# TASK INPUT
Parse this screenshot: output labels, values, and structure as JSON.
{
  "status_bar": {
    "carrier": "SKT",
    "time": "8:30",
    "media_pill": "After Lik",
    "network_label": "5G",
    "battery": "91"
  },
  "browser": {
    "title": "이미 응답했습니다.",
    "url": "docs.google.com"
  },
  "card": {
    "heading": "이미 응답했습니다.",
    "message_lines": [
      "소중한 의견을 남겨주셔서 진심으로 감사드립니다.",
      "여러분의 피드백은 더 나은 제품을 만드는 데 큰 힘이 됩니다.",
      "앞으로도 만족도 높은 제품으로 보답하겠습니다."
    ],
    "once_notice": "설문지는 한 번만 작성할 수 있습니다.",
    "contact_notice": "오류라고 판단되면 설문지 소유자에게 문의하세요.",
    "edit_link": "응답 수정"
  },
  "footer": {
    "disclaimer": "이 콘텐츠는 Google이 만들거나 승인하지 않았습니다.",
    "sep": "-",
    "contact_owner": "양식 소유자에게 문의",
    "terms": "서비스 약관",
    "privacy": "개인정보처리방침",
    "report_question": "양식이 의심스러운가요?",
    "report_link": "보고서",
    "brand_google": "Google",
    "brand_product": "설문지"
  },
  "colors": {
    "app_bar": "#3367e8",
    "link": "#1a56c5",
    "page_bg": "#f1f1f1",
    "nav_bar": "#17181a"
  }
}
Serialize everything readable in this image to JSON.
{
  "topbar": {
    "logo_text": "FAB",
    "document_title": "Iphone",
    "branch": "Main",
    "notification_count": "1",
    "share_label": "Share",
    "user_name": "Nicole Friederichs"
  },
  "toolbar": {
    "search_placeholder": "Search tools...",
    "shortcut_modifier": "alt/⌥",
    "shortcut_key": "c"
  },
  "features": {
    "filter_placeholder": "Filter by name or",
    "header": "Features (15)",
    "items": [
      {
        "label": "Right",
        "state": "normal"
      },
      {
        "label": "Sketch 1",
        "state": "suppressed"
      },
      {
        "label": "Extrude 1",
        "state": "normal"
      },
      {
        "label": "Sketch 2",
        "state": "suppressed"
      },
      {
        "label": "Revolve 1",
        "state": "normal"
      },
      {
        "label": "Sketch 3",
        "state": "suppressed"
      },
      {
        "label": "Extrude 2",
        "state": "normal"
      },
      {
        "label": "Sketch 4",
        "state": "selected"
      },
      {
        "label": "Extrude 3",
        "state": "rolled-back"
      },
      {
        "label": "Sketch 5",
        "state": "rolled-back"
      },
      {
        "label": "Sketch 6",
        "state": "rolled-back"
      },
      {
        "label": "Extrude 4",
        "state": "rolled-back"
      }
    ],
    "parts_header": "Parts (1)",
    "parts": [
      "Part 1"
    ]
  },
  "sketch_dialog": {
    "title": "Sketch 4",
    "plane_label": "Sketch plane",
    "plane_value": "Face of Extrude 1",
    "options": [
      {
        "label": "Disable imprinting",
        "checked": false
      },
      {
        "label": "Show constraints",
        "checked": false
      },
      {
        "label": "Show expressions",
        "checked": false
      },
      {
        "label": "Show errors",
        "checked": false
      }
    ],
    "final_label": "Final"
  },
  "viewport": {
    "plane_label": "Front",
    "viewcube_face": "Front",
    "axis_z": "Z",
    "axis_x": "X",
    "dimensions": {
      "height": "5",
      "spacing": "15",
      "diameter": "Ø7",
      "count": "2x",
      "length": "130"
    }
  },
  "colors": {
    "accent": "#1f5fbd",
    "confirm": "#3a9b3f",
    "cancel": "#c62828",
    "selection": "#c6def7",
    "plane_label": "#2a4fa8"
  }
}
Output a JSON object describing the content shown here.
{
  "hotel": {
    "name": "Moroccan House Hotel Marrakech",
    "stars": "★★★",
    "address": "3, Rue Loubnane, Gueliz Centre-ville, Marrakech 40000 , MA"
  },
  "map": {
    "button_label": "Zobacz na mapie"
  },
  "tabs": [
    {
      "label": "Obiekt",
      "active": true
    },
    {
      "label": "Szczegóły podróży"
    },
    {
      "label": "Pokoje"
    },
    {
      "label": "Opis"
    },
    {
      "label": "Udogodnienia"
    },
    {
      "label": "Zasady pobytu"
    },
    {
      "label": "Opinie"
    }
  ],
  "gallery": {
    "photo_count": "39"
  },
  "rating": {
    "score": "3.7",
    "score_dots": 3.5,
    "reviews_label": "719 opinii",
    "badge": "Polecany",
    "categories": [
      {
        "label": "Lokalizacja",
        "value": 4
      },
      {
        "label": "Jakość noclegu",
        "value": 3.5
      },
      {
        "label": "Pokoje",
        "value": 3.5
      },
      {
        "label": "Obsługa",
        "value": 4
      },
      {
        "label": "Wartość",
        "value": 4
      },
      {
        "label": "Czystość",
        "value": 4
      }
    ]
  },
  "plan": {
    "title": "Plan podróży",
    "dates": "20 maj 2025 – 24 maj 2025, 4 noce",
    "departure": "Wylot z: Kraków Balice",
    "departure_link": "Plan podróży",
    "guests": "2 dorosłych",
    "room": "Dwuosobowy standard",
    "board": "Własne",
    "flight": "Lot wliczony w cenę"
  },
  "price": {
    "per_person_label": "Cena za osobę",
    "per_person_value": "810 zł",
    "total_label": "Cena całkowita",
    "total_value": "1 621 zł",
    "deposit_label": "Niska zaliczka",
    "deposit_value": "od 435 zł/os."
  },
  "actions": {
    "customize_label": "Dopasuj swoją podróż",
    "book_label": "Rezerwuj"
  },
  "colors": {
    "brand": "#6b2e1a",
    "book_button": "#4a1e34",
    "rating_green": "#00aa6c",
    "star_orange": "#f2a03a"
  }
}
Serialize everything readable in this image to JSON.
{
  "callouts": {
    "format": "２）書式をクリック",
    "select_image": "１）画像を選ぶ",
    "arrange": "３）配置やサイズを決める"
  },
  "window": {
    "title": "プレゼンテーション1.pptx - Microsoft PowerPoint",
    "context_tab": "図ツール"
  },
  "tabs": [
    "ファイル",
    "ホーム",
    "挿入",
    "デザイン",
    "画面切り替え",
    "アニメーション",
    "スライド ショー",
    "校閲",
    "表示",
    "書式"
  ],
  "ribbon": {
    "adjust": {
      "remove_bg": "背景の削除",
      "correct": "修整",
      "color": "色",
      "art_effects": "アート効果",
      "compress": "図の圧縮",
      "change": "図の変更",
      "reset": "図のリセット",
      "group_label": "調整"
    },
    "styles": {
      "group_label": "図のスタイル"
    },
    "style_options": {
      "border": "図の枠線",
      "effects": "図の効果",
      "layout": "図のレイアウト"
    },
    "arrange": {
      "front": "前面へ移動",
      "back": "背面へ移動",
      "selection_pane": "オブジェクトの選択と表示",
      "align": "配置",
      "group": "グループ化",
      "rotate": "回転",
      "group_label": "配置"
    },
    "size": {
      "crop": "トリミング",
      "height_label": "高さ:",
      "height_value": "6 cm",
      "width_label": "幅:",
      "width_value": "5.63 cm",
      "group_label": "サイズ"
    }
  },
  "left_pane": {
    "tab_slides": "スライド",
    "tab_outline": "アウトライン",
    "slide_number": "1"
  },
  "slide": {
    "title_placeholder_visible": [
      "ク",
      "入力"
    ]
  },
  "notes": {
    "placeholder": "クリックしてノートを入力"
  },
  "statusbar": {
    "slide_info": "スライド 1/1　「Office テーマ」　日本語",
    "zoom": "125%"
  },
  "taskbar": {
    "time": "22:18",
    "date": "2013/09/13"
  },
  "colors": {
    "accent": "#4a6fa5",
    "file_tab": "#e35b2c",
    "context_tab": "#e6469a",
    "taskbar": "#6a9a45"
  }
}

# WHAT YOU WILL DO
Each line above is to be repeated exactly.

# RESPONSE TO THE TASK
Parse this screenshot: output labels, values, and structure as JSON.
{
  "status_bar": {
    "carrier": "SKT",
    "time": "8:30",
    "media_pill": "After Lik",
    "network_label": "5G",
    "battery": "91"
  },
  "browser": {
    "title": "이미 응답했습니다.",
    "url": "docs.google.com"
  },
  "card": {
    "heading": "이미 응답했습니다.",
    "message_lines": [
      "소중한 의견을 남겨주셔서 진심으로 감사드립니다.",
      "여러분의 피드백은 더 나은 제품을 만드는 데 큰 힘이 됩니다.",
      "앞으로도 만족도 높은 제품으로 보답하겠습니다."
    ],
    "once_notice": "설문지는 한 번만 작성할 수 있습니다.",
    "contact_notice": "오류라고 판단되면 설문지 소유자에게 문의하세요.",
    "edit_link": "응답 수정"
  },
  "footer": {
    "disclaimer": "이 콘텐츠는 Google이 만들거나 승인하지 않았습니다.",
    "sep": "-",
    "contact_owner": "양식 소유자에게 문의",
    "terms": "서비스 약관",
    "privacy": "개인정보처리방침",
    "report_question": "양식이 의심스러운가요?",
    "report_link": "보고서",
    "brand_google": "Google",
    "brand_product": "설문지"
  },
  "colors": {
    "app_bar": "#3367e8",
    "link": "#1a56c5",
    "page_bg": "#f1f1f1",
    "nav_bar": "#17181a"
  }
}
Serialize everything readable in this image to JSON.
{
  "topbar": {
    "logo_text": "FAB",
    "document_title": "Iphone",
    "branch": "Main",
    "notification_count": "1",
    "share_label": "Share",
    "user_name": "Nicole Friederichs"
  },
  "toolbar": {
    "search_placeholder": "Search tools...",
    "shortcut_modifier": "alt/⌥",
    "shortcut_key": "c"
  },
  "features": {
    "filter_placeholder": "Filter by name or",
    "header": "Features (15)",
    "items": [
      {
        "label": "Right",
        "state": "normal"
      },
      {
        "label": "Sketch 1",
        "state": "suppressed"
      },
      {
        "label": "Extrude 1",
        "state": "normal"
      },
      {
        "label": "Sketch 2",
        "state": "suppressed"
      },
      {
        "label": "Revolve 1",
        "state": "normal"
      },
      {
        "label": "Sketch 3",
        "state": "suppressed"
      },
      {
        "label": "Extrude 2",
        "state": "normal"
      },
      {
        "label": "Sketch 4",
        "state": "selected"
      },
      {
        "label": "Extrude 3",
        "state": "rolled-back"
      },
      {
        "label": "Sketch 5",
        "state": "rolled-back"
      },
      {
        "label": "Sketch 6",
        "state": "rolled-back"
      },
      {
        "label": "Extrude 4",
        "state": "rolled-back"
      }
    ],
    "parts_header": "Parts (1)",
    "parts": [
      "Part 1"
    ]
  },
  "sketch_dialog": {
    "title": "Sketch 4",
    "plane_label": "Sketch plane",
    "plane_value": "Face of Extrude 1",
    "options": [
      {
        "label": "Disable imprinting",
        "checked": false
      },
      {
        "label": "Show constraints",
        "checked": false
      },
      {
        "label": "Show expressions",
        "checked": false
      },
      {
        "label": "Show errors",
        "checked": false
      }
    ],
    "final_label": "Final"
  },
  "viewport": {
    "plane_label": "Front",
    "viewcube_face": "Front",
    "axis_z": "Z",
    "axis_x": "X",
    "dimensions": {
      "height": "5",
      "spacing": "15",
      "diameter": "Ø7",
      "count": "2x",
      "length": "130"
    }
  },
  "colors": {
    "accent": "#1f5fbd",
    "confirm": "#3a9b3f",
    "cancel": "#c62828",
    "selection": "#c6def7",
    "plane_label": "#2a4fa8"
  }
}
Output a JSON object describing the content shown here.
{
  "hotel": {
    "name": "Moroccan House Hotel Marrakech",
    "stars": "★★★",
    "address": "3, Rue Loubnane, Gueliz Centre-ville, Marrakech 40000 , MA"
  },
  "map": {
    "button_label": "Zobacz na mapie"
  },
  "tabs": [
    {
      "label": "Obiekt",
      "active": true
    },
    {
      "label": "Szczegóły podróży"
    },
    {
      "label": "Pokoje"
    },
    {
      "label": "Opis"
    },
    {
      "label": "Udogodnienia"
    },
    {
      "label": "Zasady pobytu"
    },
    {
      "label": "Opinie"
    }
  ],
  "gallery": {
    "photo_count": "39"
  },
  "rating": {
    "score": "3.7",
    "score_dots": 3.5,
    "reviews_label": "719 opinii",
    "badge": "Polecany",
    "categories": [
      {
        "label": "Lokalizacja",
        "value": 4
      },
      {
        "label": "Jakość noclegu",
        "value": 3.5
      },
      {
        "label": "Pokoje",
        "value": 3.5
      },
      {
        "label": "Obsługa",
        "value": 4
      },
      {
        "label": "Wartość",
        "value": 4
      },
      {
        "label": "Czystość",
        "value": 4
      }
    ]
  },
  "plan": {
    "title": "Plan podróży",
    "dates": "20 maj 2025 – 24 maj 2025, 4 noce",
    "departure": "Wylot z: Kraków Balice",
    "departure_link": "Plan podróży",
    "guests": "2 dorosłych",
    "room": "Dwuosobowy standard",
    "board": "Własne",
    "flight": "Lot wliczony w cenę"
  },
  "price": {
    "per_person_label": "Cena za osobę",
    "per_person_value": "810 zł",
    "total_label": "Cena całkowita",
    "total_value": "1 621 zł",
    "deposit_label": "Niska zaliczka",
    "deposit_value": "od 435 zł/os."
  },
  "actions": {
    "customize_label": "Dopasuj swoją podróż",
    "book_label": "Rezerwuj"
  },
  "colors": {
    "brand": "#6b2e1a",
    "book_button": "#4a1e34",
    "rating_green": "#00aa6c",
    "star_orange": "#f2a03a"
  }
}
Serialize everything readable in this image to JSON.
{
  "callouts": {
    "format": "２）書式をクリック",
    "select_image": "１）画像を選ぶ",
    "arrange": "３）配置やサイズを決める"
  },
  "window": {
    "title": "プレゼンテーション1.pptx - Microsoft PowerPoint",
    "context_tab": "図ツール"
  },
  "tabs": [
    "ファイル",
    "ホーム",
    "挿入",
    "デザイン",
    "画面切り替え",
    "アニメーション",
    "スライド ショー",
    "校閲",
    "表示",
    "書式"
  ],
  "ribbon": {
    "adjust": {
      "remove_bg": "背景の削除",
      "correct": "修整",
      "color": "色",
      "art_effects": "アート効果",
      "compress": "図の圧縮",
      "change": "図の変更",
      "reset": "図のリセット",
      "group_label": "調整"
    },
    "styles": {
      "group_label": "図のスタイル"
    },
    "style_options": {
      "border": "図の枠線",
      "effects": "図の効果",
      "layout": "図のレイアウト"
    },
    "arrange": {
      "front": "前面へ移動",
      "back": "背面へ移動",
      "selection_pane": "オブジェクトの選択と表示",
      "align": "配置",
      "group": "グループ化",
      "rotate": "回転",
      "group_label": "配置"
    },
    "size": {
      "crop": "トリミング",
      "height_label": "高さ:",
      "height_value": "6 cm",
      "width_label": "幅:",
      "width_value": "5.63 cm",
      "group_label": "サイズ"
    }
  },
  "left_pane": {
    "tab_slides": "スライド",
    "tab_outline": "アウトライン",
    "slide_number": "1"
  },
  "slide": {
    "title_placeholder_visible": [
      "ク",
      "入力"
    ]
  },
  "notes": {
    "placeholder": "クリックしてノートを入力"
  },
  "statusbar": {
    "slide_info": "スライド 1/1　「Office テーマ」　日本語",
    "zoom": "125%"
  },
  "taskbar": {
    "time": "22:18",
    "date": "2013/09/13"
  },
  "colors": {
    "accent": "#4a6fa5",
    "file_tab": "#e35b2c",
    "context_tab": "#e6469a",
    "taskbar": "#6a9a45"
  }
}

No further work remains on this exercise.